» Exercise goal
Return the material word for word. Do not include pictures.

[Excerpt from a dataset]
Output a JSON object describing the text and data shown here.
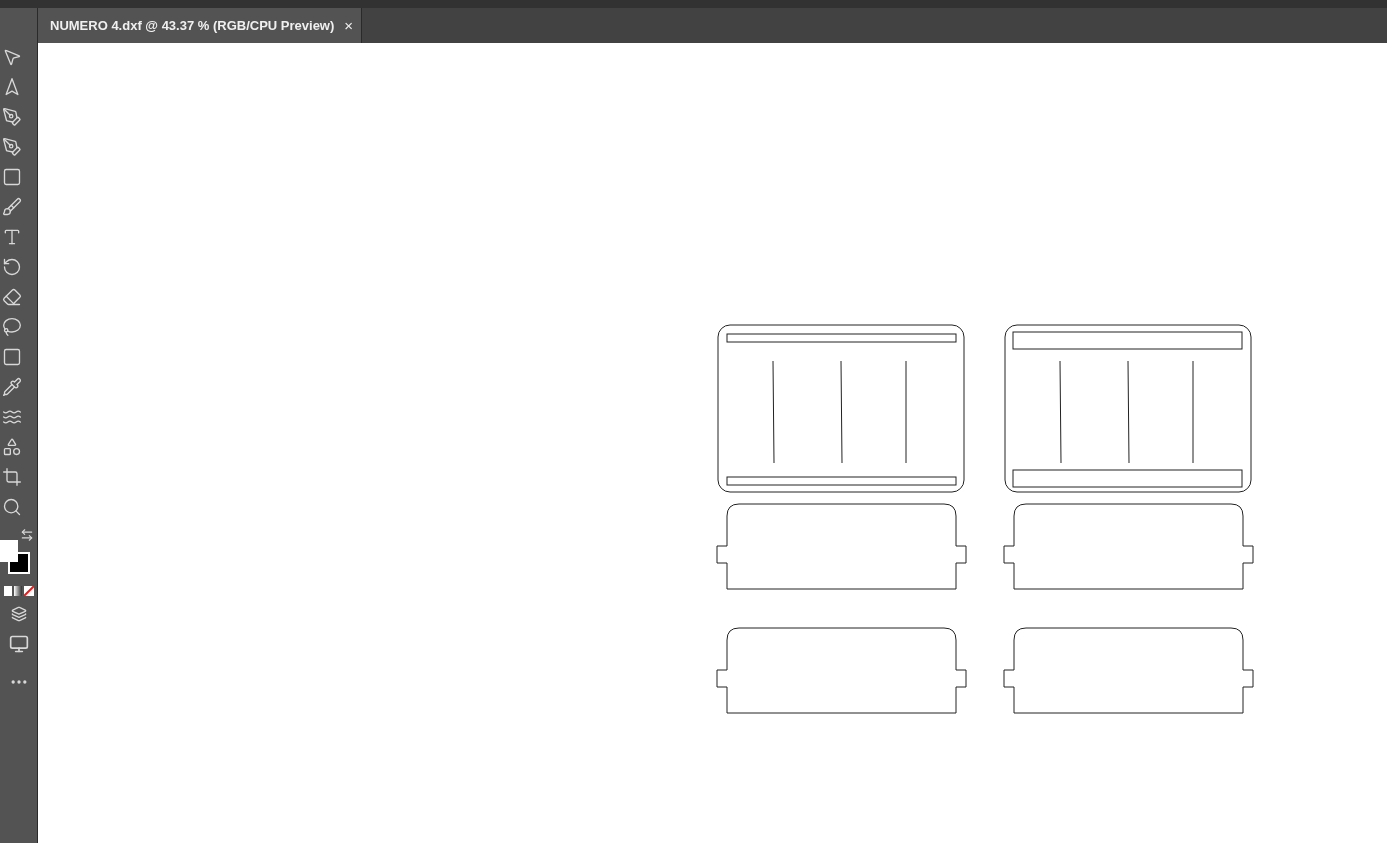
{
  "document_tab": {
    "title": "NUMERO 4.dxf @ 43.37 % (RGB/CPU Preview)",
    "close": "×"
  }
}
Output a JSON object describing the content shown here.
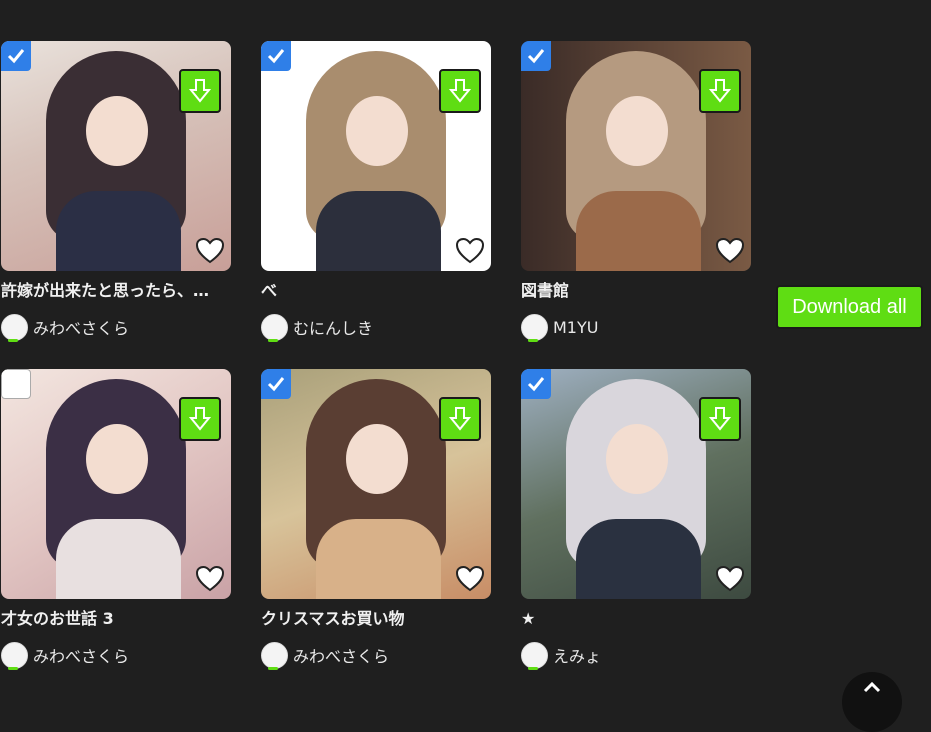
{
  "colors": {
    "background": "#1f1f1f",
    "accent_green": "#5fdd13",
    "check_blue": "#2f7fe8"
  },
  "download_all_label": "Download all",
  "cards": [
    {
      "title": "許嫁が出来たと思ったら、…",
      "author": "みわべさくら",
      "checked": true,
      "icons": [
        "checkbox-icon",
        "download-icon",
        "heart-icon"
      ]
    },
    {
      "title": "べ",
      "author": "むにんしき",
      "checked": true
    },
    {
      "title": "図書館",
      "author": "M1YU",
      "checked": true
    },
    {
      "title": "才女のお世話 3",
      "author": "みわべさくら",
      "checked": false
    },
    {
      "title": "クリスマスお買い物",
      "author": "みわべさくら",
      "checked": true
    },
    {
      "title": "★",
      "author": "えみょ",
      "checked": true
    }
  ]
}
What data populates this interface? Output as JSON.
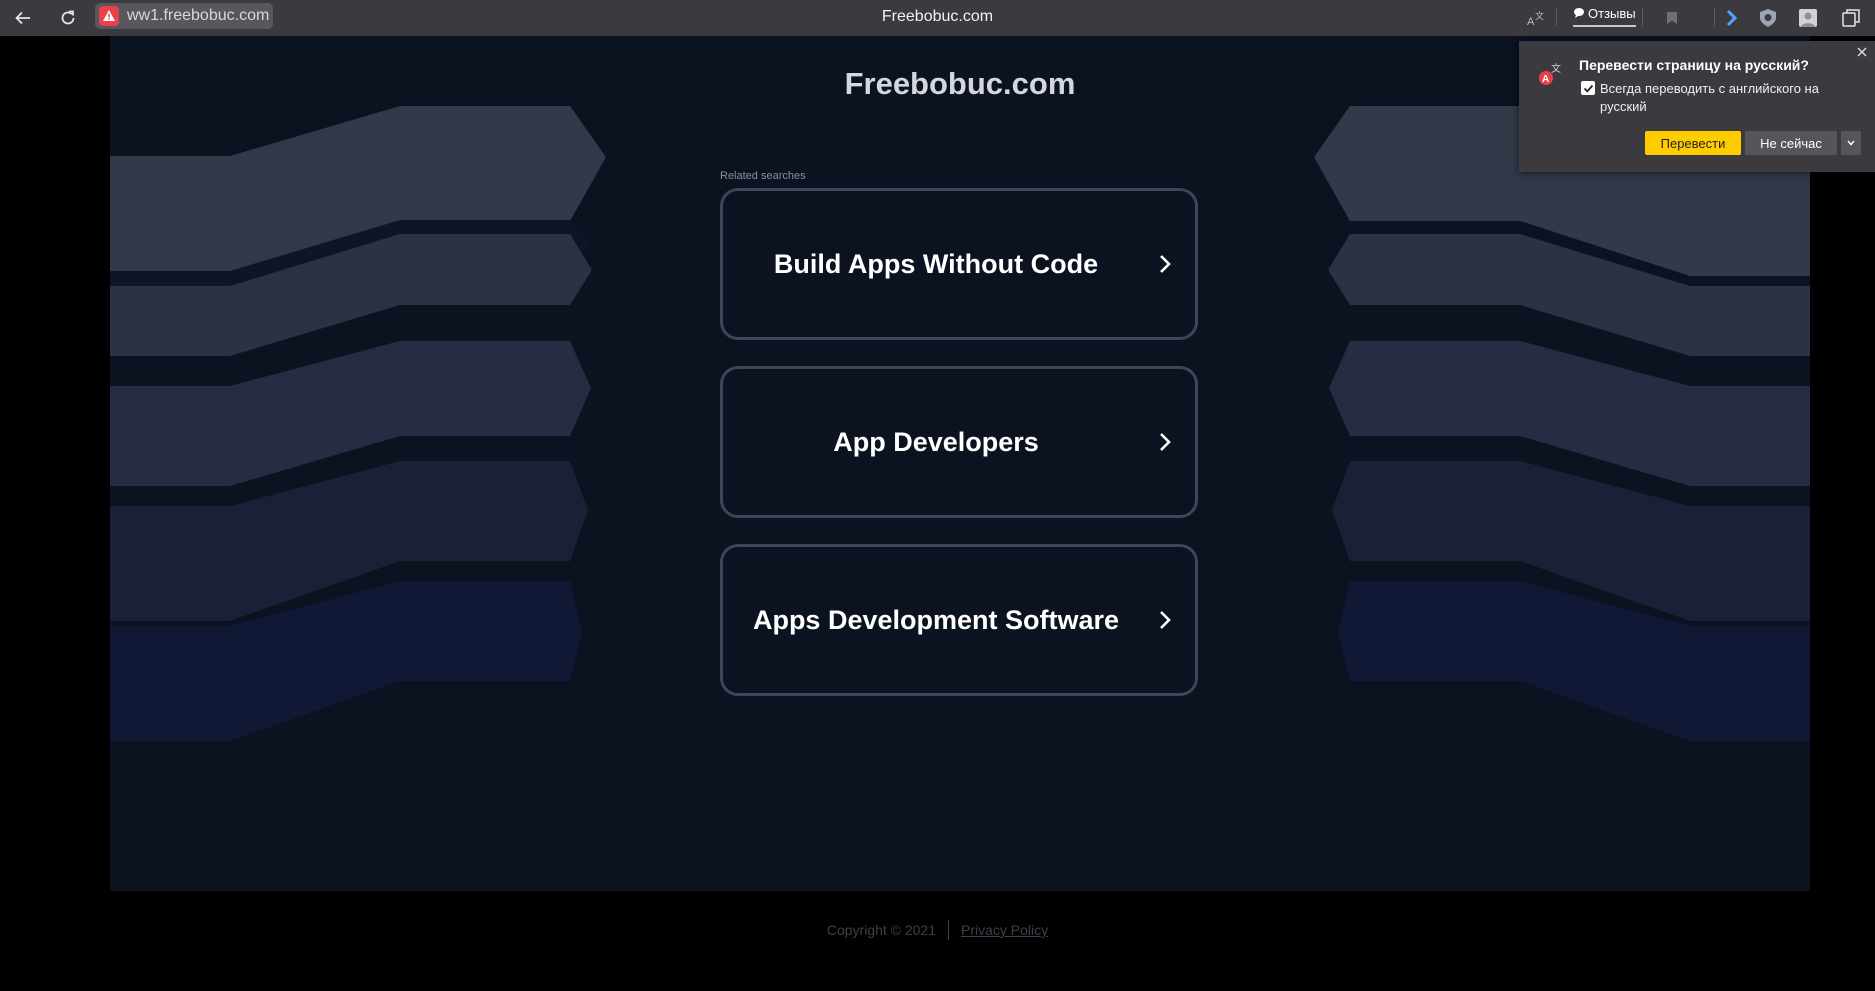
{
  "browser": {
    "address_url": "ww1.freebobuc.com",
    "tab_title": "Freebobuc.com",
    "reviews_label": "Отзывы",
    "icons": [
      "back-icon",
      "reload-icon",
      "warning-icon",
      "translate-icon",
      "reviews-icon",
      "bookmark-icon",
      "arrow-extension-icon",
      "shield-icon",
      "profile-icon",
      "tabs-collection-icon"
    ]
  },
  "page": {
    "site_title": "Freebobuc.com",
    "related_label": "Related searches",
    "links": [
      {
        "label": "Build Apps Without Code"
      },
      {
        "label": "App Developers"
      },
      {
        "label": "Apps Development Software"
      }
    ],
    "footer": {
      "copyright": "Copyright © 2021",
      "privacy": "Privacy Policy"
    }
  },
  "translate_popup": {
    "title": "Перевести страницу на русский?",
    "checkbox_label": "Всегда переводить с английского на русский",
    "checkbox_checked": true,
    "translate_button": "Перевести",
    "later_button": "Не сейчас"
  },
  "colors": {
    "page_bg": "#0b1220",
    "card_border": "#3e4556",
    "accent_yellow": "#ffcc00",
    "chrome_bg": "#3a3a3f"
  }
}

» The solution
Output a JSON object describing the text and data shown here.
{
  "document_tab": {
    "title": "NUMERO 4.dxf @ 43.37 % (RGB/CPU Preview)",
    "close": "×"
  }
}
Output a JSON object describing the content shown here.
{
  "colors": {
    "background": "#1f1f1f",
    "accent_green": "#5fdd13",
    "check_blue": "#2f7fe8"
  },
  "download_all_label": "Download all",
  "cards": [
    {
      "title": "許嫁が出来たと思ったら、…",
      "author": "みわべさくら",
      "checked": true,
      "icons": [
        "checkbox-icon",
        "download-icon",
        "heart-icon"
      ]
    },
    {
      "title": "べ",
      "author": "むにんしき",
      "checked": true
    },
    {
      "title": "図書館",
      "author": "M1YU",
      "checked": true
    },
    {
      "title": "才女のお世話 3",
      "author": "みわべさくら",
      "checked": false
    },
    {
      "title": "クリスマスお買い物",
      "author": "みわべさくら",
      "checked": true
    },
    {
      "title": "★",
      "author": "えみょ",
      "checked": true
    }
  ]
}
What data populates this interface? Output as JSON.
{
  "browser": {
    "address_url": "ww1.freebobuc.com",
    "tab_title": "Freebobuc.com",
    "reviews_label": "Отзывы",
    "icons": [
      "back-icon",
      "reload-icon",
      "warning-icon",
      "translate-icon",
      "reviews-icon",
      "bookmark-icon",
      "arrow-extension-icon",
      "shield-icon",
      "profile-icon",
      "tabs-collection-icon"
    ]
  },
  "page": {
    "site_title": "Freebobuc.com",
    "related_label": "Related searches",
    "links": [
      {
        "label": "Build Apps Without Code"
      },
      {
        "label": "App Developers"
      },
      {
        "label": "Apps Development Software"
      }
    ],
    "footer": {
      "copyright": "Copyright © 2021",
      "privacy": "Privacy Policy"
    }
  },
  "translate_popup": {
    "title": "Перевести страницу на русский?",
    "checkbox_label": "Всегда переводить с английского на русский",
    "checkbox_checked": true,
    "translate_button": "Перевести",
    "later_button": "Не сейчас"
  },
  "colors": {
    "page_bg": "#0b1220",
    "card_border": "#3e4556",
    "accent_yellow": "#ffcc00",
    "chrome_bg": "#3a3a3f"
  }
}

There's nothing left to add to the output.